■ TAREA POR REALIZAR: Reproduce sin cambios el pasaje del texto sobre las experiencias docentes que va desde "Una mención especial" hasta "la misma institución.", este último incluido.

■ TEXTO DEL DOCUMENTO:
= = = = = = =

Cuatro formas distintas de transformar el aula
En Loja, Alex Pardo, docente técnico de apoyo de los distritos Espíndola y Calvas–Gonzanamá–Quilanga, aplicó un liderazgo distribuido que abrió espacios de participación para sus estudiantes. Uno de los resultados fue la quinta Feria Distrital de Bachillerato Técnico, donde jóvenes presentaron proyectos ante empresas aliadas.
En la Unidad Educativa José Aquiles Valencia Delgado, la docente María Lorena Zambrano impulsó un laboratorio agropecuario para registrar procesos como la germinación de semillas, la incubación de huevos y el análisis del pH del agua. Ese registro permite a los estudiantes tomar decisiones con datos reales, no solo con teoría de aula.
En el cantón Chunchi, Danny Yumisaca, de la Unidad Educativa Montevideo, respondió a la escasez de agua de su comunidad con un proyecto de Aprendizaje Basado en Proyectos. Junto a sus estudiantes diseñó un sistema de captación mediante mallas para el cultivo de plántulas de babaco y logró capturar 1,55 litros de agua por metro cuadrado de malla instalada.
En la Unidad Educativa Quinindé, Gabriel Mendoza conectó el aula con la empresa Agroveterinaria Súper Producción para trabajar el cultivo de cacao, con énfasis en el uso racional de agroquímicos y el manejo de microorganismos en las parcelas de la institución.
Una mención especial ganada con votos ciudadanos
La Unidad Educativa San Vicente, en Manabí, recibió la Mención especial por trabajo en equipo tras sumar 24.591 votos en la votación pública del programa. Su experiencia integró distintos roles de Escuela VAMOS: liderazgo distribuido, acompañamiento entre pares, manejo de datos, emprendimiento y vinculación productiva, a cargo de cinco docentes de la misma institución.

= = = = = = =

■ EXTRACTOS DE DATOS:
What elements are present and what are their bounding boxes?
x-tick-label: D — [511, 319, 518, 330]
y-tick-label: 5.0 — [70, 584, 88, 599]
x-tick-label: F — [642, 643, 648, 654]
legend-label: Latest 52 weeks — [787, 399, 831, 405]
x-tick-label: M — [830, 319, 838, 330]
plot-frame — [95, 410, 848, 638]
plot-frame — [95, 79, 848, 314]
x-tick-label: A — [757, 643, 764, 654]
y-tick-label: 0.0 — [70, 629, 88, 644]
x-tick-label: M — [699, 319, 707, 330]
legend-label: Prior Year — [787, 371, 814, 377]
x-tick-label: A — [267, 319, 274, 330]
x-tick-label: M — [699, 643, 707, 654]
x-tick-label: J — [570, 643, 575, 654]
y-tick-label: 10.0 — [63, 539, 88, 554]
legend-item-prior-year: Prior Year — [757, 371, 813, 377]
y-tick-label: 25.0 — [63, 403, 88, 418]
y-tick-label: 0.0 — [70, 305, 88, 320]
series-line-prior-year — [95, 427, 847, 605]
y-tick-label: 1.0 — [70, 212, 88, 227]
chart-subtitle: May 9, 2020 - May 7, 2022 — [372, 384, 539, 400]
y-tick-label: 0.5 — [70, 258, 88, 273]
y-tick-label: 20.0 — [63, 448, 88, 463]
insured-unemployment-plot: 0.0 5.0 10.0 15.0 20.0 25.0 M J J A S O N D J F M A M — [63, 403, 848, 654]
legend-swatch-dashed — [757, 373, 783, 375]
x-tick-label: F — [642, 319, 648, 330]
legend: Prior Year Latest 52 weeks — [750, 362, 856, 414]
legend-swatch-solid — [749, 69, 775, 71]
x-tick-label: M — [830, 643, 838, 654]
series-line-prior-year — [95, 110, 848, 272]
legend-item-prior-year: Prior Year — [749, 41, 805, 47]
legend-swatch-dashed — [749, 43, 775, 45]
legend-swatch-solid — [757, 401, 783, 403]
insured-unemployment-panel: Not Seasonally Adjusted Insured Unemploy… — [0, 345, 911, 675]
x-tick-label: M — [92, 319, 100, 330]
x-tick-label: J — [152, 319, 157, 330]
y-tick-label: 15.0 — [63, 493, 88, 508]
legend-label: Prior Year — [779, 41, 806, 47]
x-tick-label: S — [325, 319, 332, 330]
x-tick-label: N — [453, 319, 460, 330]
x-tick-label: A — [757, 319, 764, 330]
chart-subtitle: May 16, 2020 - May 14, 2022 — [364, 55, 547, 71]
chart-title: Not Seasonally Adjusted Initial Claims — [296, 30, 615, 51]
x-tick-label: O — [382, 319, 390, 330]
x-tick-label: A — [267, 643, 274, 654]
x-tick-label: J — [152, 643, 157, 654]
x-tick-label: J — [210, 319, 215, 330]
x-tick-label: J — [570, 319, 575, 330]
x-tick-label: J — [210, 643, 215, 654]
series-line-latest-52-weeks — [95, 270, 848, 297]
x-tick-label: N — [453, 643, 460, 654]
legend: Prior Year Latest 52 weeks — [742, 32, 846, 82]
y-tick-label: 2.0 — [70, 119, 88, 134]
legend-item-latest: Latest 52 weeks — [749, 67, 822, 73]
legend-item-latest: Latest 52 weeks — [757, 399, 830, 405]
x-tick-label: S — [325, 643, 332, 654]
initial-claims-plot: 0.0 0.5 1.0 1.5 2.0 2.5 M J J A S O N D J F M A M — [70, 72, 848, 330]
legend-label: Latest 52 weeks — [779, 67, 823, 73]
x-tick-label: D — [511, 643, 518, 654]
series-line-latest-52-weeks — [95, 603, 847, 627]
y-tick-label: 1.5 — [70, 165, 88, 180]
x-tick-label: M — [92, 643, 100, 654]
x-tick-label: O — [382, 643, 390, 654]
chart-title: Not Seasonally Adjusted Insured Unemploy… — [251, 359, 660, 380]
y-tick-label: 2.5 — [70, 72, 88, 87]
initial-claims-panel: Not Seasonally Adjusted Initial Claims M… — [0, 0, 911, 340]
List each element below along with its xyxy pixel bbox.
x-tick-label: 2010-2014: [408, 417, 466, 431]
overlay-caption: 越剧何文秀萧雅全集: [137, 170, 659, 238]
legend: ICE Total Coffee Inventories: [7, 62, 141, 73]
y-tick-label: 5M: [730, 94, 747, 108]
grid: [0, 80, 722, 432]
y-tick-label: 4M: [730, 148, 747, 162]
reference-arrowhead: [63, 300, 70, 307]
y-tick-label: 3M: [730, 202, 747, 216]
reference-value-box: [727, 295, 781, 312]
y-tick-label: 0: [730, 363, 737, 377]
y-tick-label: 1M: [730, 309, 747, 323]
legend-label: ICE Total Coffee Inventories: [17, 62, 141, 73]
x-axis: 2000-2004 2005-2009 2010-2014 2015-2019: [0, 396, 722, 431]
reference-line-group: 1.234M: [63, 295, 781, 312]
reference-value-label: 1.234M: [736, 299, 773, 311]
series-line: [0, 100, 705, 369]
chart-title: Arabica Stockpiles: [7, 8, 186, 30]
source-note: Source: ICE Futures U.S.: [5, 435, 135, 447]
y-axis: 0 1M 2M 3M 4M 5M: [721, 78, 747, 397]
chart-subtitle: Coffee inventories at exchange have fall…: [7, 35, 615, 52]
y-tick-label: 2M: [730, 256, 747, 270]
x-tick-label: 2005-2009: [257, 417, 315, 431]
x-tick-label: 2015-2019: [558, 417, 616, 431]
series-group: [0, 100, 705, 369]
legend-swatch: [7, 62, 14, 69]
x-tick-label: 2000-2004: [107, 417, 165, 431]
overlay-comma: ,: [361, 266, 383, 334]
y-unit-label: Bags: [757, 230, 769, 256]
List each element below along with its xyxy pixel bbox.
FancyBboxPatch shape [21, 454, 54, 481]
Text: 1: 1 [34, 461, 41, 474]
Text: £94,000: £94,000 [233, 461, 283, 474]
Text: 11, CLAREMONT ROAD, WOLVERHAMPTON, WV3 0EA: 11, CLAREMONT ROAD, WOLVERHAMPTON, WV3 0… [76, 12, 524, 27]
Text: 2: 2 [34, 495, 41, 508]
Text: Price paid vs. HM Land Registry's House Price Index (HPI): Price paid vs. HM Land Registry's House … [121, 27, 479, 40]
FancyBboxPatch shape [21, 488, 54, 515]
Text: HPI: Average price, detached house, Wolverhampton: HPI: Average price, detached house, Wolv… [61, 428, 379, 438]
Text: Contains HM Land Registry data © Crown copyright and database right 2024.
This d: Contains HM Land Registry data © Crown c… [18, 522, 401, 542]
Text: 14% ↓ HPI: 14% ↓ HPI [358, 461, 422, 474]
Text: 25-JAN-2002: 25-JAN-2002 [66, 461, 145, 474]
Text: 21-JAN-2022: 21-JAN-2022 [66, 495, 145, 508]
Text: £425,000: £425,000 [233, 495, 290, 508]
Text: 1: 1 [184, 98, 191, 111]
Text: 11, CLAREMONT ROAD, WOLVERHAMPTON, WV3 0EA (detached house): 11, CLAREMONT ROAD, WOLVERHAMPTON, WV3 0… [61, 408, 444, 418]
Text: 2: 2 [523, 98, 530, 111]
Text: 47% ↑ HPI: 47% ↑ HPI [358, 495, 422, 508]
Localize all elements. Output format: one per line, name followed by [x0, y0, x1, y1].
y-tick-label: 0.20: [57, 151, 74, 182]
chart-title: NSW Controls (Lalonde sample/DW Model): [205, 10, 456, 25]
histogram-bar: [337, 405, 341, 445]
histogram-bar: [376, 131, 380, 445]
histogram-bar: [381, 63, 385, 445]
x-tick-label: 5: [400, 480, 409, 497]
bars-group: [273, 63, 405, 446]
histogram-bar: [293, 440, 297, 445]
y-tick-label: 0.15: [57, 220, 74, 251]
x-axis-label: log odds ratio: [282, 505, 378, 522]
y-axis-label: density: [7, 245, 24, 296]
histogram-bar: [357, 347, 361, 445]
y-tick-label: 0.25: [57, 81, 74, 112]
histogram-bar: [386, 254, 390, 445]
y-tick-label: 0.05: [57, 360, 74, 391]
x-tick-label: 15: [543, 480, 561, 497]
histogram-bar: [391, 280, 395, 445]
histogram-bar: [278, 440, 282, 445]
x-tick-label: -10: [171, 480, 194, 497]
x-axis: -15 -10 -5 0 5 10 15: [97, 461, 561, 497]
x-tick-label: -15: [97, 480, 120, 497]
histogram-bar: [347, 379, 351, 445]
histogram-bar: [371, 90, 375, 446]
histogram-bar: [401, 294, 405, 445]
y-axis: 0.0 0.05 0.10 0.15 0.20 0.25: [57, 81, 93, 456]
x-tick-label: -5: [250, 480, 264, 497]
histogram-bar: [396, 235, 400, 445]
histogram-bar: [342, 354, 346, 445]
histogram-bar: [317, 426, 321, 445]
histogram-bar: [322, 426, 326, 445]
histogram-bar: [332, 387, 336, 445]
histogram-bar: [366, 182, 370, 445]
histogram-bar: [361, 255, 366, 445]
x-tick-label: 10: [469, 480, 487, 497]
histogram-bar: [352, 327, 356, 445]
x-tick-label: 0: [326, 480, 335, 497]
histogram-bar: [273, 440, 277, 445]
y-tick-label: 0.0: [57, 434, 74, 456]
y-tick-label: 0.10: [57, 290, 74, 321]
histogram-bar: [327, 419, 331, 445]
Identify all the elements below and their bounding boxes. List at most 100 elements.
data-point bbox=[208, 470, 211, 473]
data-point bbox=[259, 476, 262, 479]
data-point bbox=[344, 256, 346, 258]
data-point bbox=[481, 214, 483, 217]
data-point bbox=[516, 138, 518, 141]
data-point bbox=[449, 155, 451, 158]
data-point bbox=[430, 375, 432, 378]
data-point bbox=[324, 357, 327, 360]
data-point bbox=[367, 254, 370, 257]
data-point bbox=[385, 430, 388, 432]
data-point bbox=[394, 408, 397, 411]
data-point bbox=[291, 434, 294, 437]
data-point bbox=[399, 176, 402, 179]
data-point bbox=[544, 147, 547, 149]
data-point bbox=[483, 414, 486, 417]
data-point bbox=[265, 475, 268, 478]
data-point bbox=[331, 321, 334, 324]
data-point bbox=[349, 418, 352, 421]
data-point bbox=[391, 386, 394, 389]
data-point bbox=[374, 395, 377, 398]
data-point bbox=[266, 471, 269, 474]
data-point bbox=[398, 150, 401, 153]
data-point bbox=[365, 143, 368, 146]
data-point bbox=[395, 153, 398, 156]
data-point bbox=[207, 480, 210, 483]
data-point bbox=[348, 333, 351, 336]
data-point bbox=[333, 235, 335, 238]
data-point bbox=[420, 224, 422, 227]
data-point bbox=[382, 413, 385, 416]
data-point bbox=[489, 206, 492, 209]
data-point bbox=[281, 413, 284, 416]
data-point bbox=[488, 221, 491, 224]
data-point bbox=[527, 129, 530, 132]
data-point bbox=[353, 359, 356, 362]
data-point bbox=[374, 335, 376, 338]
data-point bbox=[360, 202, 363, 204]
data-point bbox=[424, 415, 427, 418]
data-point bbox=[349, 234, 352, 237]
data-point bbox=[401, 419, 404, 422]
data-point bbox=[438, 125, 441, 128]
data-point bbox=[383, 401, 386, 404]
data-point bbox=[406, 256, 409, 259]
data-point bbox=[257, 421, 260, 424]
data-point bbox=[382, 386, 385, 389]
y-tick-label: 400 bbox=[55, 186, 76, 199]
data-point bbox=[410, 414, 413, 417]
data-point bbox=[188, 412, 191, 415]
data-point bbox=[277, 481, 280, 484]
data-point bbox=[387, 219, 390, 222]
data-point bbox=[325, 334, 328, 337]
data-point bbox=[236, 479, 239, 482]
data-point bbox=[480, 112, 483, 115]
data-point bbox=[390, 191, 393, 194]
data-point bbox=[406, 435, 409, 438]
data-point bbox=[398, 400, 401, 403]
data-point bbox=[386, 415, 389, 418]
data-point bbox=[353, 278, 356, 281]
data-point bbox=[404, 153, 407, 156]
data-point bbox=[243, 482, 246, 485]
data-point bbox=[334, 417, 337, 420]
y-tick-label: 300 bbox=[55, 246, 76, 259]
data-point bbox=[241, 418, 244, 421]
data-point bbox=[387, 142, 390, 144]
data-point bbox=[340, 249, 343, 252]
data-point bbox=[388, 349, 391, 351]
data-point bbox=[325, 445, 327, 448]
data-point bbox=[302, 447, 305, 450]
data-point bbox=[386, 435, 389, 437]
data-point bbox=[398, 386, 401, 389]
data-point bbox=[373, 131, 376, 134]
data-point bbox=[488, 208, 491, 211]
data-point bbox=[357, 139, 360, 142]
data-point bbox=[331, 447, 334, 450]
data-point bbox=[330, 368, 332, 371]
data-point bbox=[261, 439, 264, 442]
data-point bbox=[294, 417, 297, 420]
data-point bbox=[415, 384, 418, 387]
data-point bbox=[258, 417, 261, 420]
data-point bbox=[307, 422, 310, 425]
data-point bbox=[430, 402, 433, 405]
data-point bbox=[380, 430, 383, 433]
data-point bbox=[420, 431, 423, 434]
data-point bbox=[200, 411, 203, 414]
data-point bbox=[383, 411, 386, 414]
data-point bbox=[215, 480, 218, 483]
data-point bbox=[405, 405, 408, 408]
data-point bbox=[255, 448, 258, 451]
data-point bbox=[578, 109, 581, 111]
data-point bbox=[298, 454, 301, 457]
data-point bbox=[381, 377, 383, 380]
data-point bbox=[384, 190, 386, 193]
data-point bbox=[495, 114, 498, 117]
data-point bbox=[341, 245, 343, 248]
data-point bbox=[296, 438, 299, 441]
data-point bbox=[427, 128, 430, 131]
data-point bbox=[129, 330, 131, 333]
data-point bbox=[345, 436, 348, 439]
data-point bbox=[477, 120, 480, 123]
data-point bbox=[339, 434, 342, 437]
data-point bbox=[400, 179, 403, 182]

= = = = = = =

■ RESPUESTA FINAL:
Una mención especial ganada con votos ciudadanos
La Unidad Educativa San Vicente, en Manabí, recibió la Mención especial por trabajo en equipo tras sumar 24.591 votos en la votación pública del programa. Su experiencia integró distintos roles de Escuela VAMOS: liderazgo distribuido, acompañamiento entre pares, manejo de datos, emprendimiento y vinculación productiva, a cargo de cinco docentes de la misma institución.